◆ The problem ◆
Which lines of the data below include the string "McKenzie"? Return each of them.
<<<<
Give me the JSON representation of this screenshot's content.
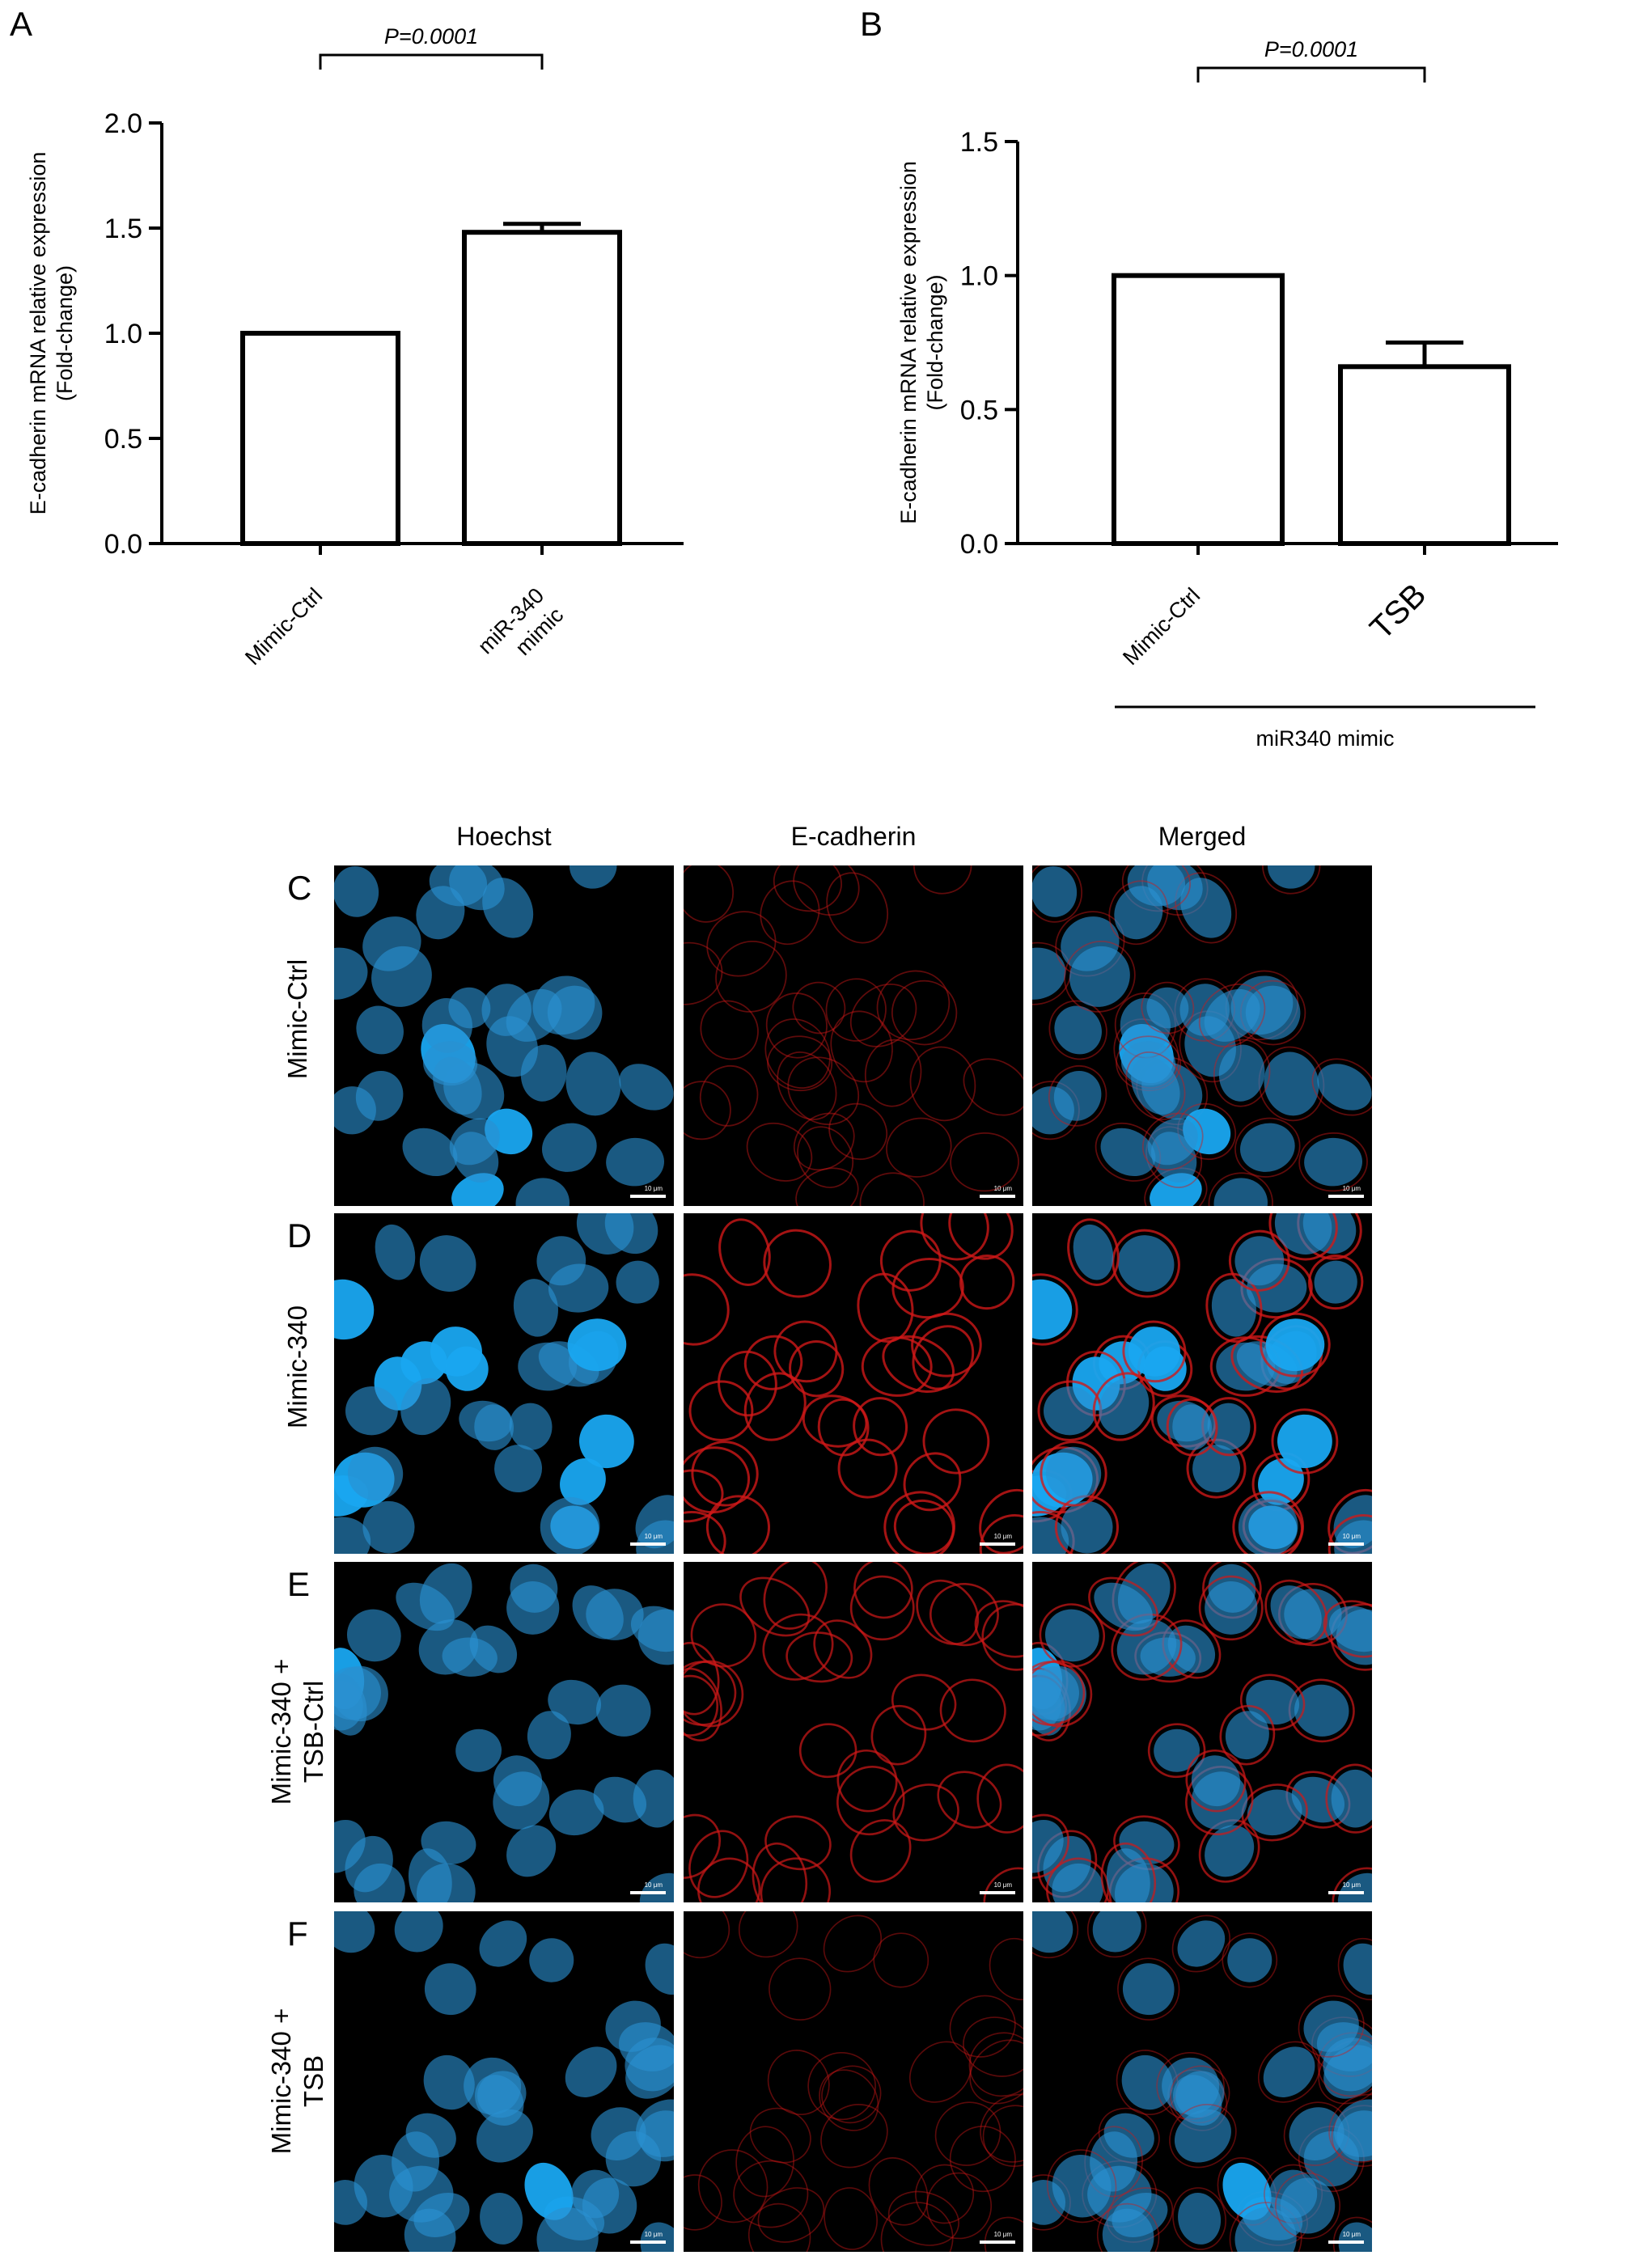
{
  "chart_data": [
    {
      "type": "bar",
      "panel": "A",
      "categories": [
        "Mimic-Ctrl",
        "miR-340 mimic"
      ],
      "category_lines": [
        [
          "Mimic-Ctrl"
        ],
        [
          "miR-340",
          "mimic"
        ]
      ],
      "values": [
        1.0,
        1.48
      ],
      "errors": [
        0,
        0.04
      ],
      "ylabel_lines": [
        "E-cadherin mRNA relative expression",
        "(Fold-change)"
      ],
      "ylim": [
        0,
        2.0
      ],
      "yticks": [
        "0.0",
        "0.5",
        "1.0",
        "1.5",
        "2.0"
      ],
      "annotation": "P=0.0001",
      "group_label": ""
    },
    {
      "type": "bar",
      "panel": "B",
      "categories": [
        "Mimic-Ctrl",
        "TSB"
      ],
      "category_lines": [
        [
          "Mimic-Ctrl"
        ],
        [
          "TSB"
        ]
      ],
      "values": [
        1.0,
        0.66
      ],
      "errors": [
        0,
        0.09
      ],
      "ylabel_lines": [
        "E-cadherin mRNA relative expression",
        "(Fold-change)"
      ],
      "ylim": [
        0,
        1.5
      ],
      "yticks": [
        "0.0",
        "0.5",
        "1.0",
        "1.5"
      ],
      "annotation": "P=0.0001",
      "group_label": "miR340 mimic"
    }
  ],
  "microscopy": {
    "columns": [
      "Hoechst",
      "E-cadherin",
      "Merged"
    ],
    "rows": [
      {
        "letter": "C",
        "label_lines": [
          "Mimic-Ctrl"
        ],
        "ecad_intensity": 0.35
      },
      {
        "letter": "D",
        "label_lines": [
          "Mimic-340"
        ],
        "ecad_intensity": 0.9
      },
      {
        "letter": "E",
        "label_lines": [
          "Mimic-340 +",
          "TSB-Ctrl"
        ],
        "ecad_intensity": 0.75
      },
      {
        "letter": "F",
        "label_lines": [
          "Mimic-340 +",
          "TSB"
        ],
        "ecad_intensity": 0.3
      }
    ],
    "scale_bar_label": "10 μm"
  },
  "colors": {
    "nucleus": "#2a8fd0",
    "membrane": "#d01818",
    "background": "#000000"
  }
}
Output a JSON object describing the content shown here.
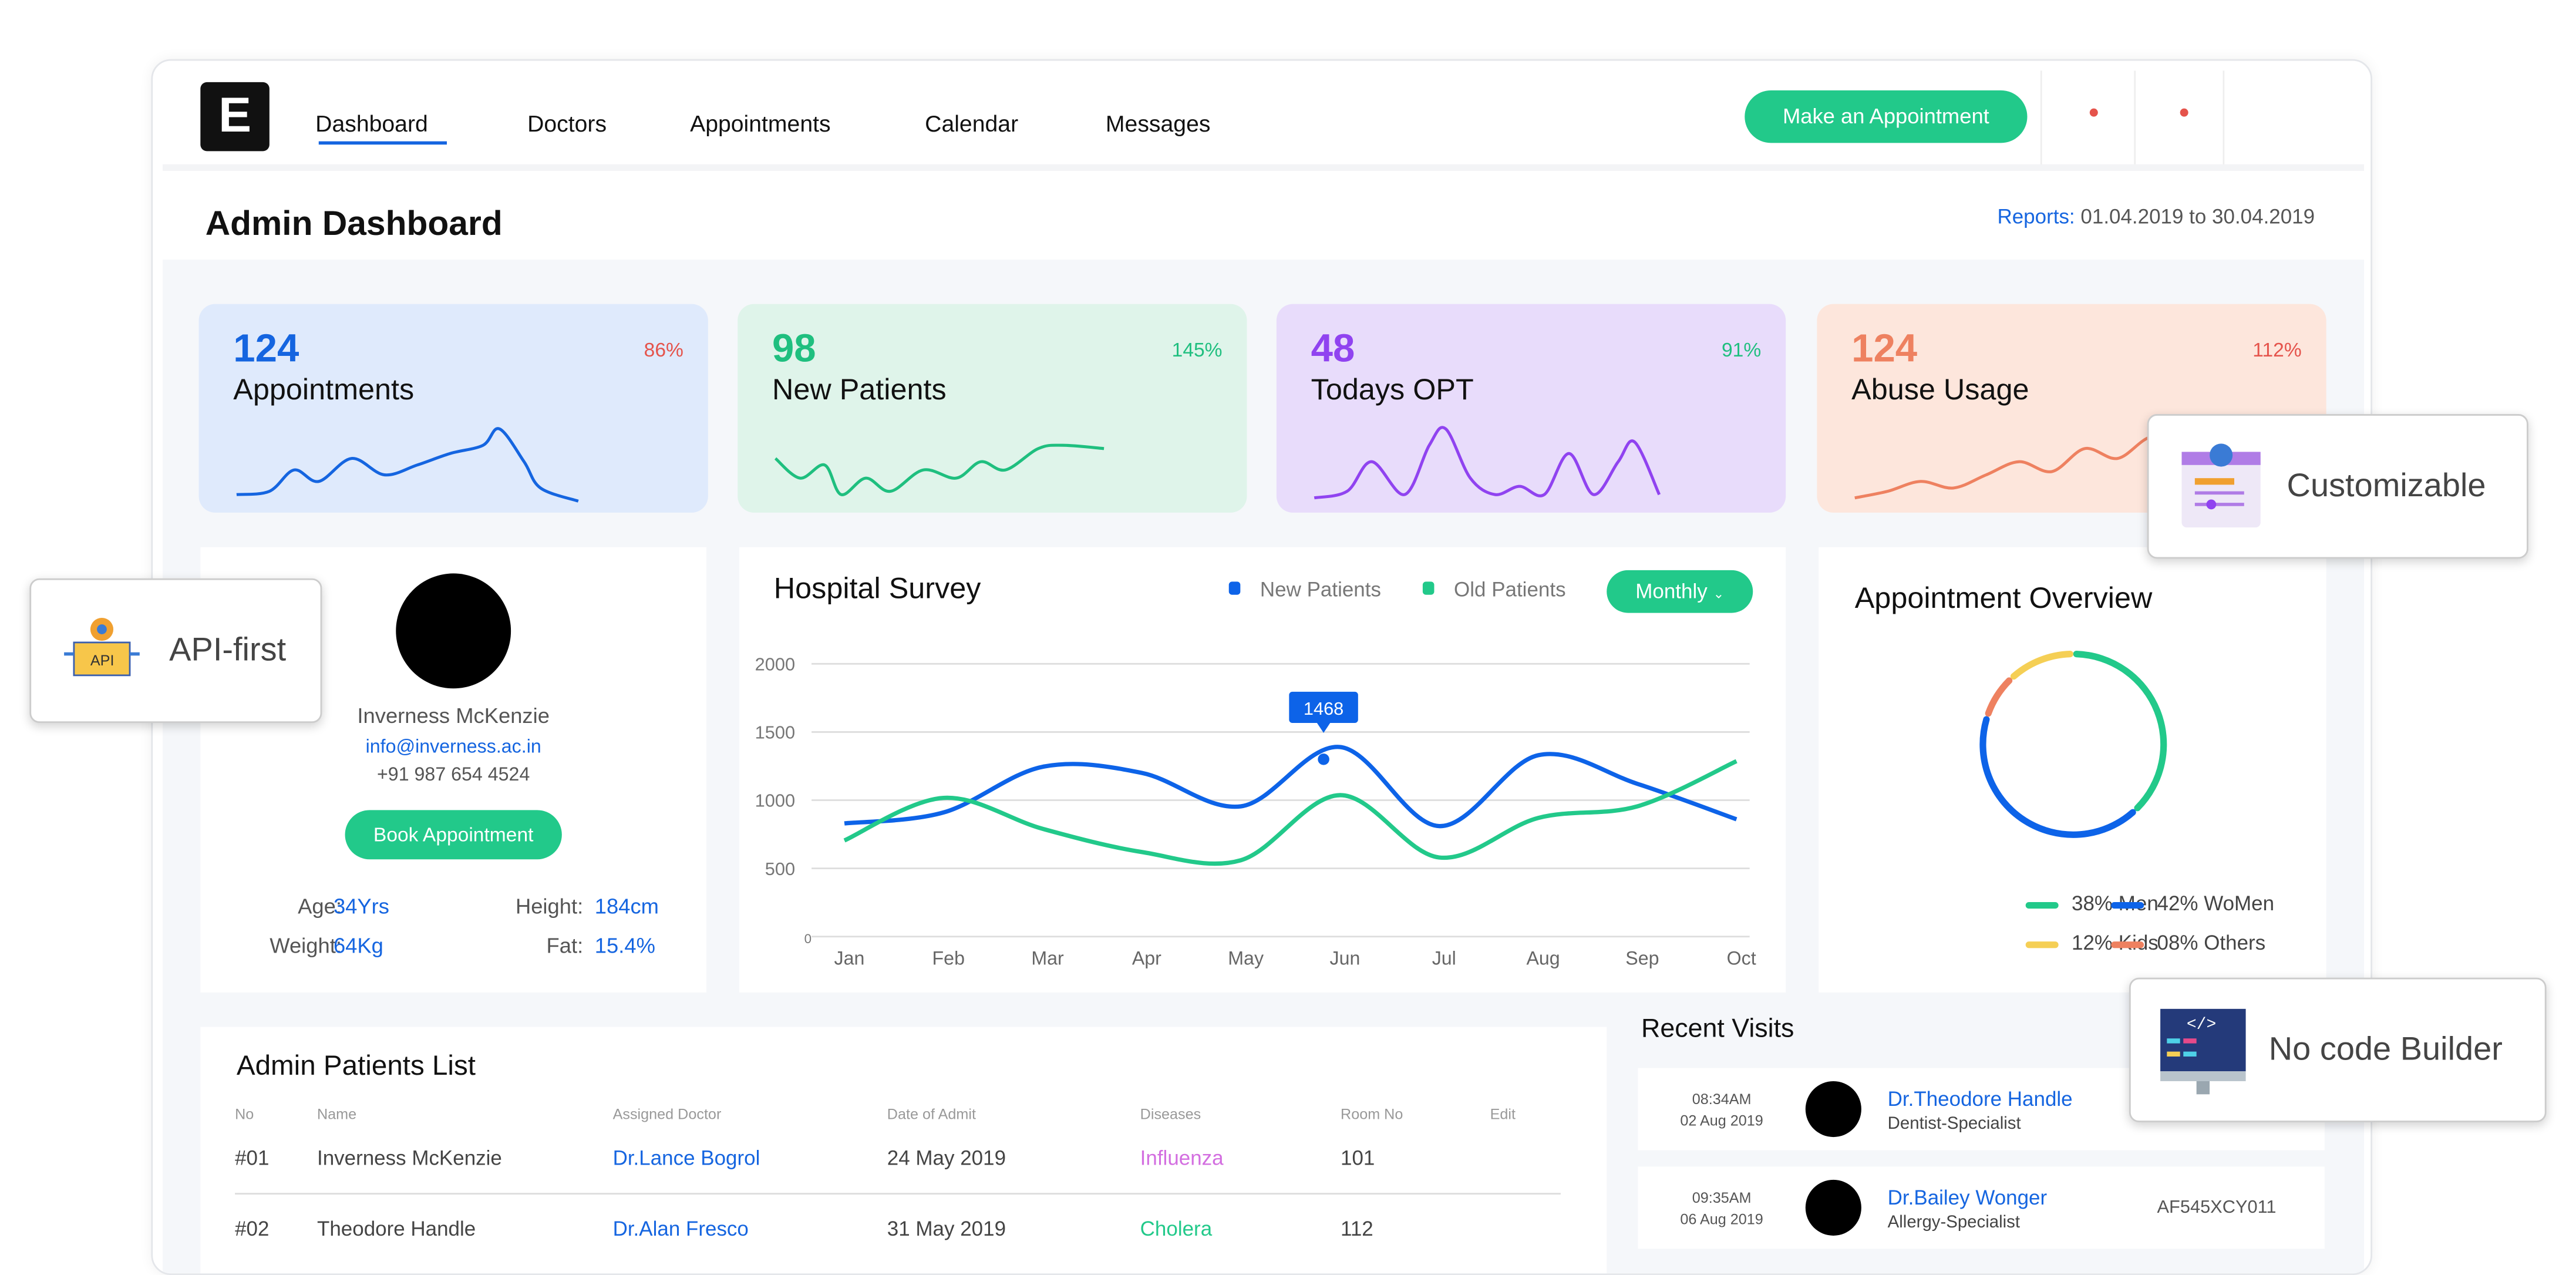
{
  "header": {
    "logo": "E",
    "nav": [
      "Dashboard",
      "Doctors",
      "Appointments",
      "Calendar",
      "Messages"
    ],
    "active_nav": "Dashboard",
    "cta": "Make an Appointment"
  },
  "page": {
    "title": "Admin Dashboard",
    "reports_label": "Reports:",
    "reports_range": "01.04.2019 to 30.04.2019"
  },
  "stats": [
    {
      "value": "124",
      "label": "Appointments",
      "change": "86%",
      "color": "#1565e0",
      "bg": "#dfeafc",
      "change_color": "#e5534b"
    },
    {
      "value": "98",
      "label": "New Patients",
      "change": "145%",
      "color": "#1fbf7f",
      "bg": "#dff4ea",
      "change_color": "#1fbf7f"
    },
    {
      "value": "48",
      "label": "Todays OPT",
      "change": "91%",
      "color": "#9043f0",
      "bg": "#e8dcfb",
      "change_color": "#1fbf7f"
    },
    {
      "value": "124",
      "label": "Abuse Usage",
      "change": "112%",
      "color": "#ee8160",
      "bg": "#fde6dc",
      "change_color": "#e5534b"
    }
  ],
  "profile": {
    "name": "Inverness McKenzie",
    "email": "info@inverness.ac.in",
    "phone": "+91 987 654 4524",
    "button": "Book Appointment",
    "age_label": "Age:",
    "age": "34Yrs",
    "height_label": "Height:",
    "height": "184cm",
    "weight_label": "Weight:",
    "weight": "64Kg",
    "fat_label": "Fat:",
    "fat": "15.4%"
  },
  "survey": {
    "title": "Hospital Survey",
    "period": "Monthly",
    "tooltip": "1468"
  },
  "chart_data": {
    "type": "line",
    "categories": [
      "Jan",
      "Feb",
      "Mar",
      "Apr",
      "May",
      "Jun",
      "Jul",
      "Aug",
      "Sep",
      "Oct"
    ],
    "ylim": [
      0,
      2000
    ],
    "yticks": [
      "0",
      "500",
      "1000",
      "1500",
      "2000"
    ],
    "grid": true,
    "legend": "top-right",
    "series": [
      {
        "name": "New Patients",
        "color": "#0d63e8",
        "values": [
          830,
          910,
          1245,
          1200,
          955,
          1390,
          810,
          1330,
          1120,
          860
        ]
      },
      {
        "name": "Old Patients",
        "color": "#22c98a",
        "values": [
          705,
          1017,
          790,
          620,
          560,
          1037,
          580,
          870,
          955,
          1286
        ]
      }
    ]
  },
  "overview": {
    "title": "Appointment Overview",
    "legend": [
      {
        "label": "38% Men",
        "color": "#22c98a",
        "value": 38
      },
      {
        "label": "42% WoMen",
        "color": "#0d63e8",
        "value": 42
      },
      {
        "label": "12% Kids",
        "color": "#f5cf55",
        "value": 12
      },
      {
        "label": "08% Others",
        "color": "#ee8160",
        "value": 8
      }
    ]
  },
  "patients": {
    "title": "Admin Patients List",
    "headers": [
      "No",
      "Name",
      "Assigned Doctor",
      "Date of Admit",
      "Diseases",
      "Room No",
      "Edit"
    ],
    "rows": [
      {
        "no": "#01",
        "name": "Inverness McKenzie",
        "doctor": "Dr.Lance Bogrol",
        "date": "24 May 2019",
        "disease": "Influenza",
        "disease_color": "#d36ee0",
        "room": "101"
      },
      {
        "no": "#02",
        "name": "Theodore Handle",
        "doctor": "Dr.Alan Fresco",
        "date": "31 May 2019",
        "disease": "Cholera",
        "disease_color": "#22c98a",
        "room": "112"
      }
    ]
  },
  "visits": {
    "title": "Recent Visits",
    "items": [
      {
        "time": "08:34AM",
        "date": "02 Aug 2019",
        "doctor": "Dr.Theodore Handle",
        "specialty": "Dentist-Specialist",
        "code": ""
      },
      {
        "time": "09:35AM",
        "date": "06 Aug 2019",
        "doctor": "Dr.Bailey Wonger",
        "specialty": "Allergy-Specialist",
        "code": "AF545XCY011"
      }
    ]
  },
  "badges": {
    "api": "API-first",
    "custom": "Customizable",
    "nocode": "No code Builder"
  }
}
>>>>
◆ Answer section ◆
    "name": "Inverness McKenzie",
        "name": "Inverness McKenzie",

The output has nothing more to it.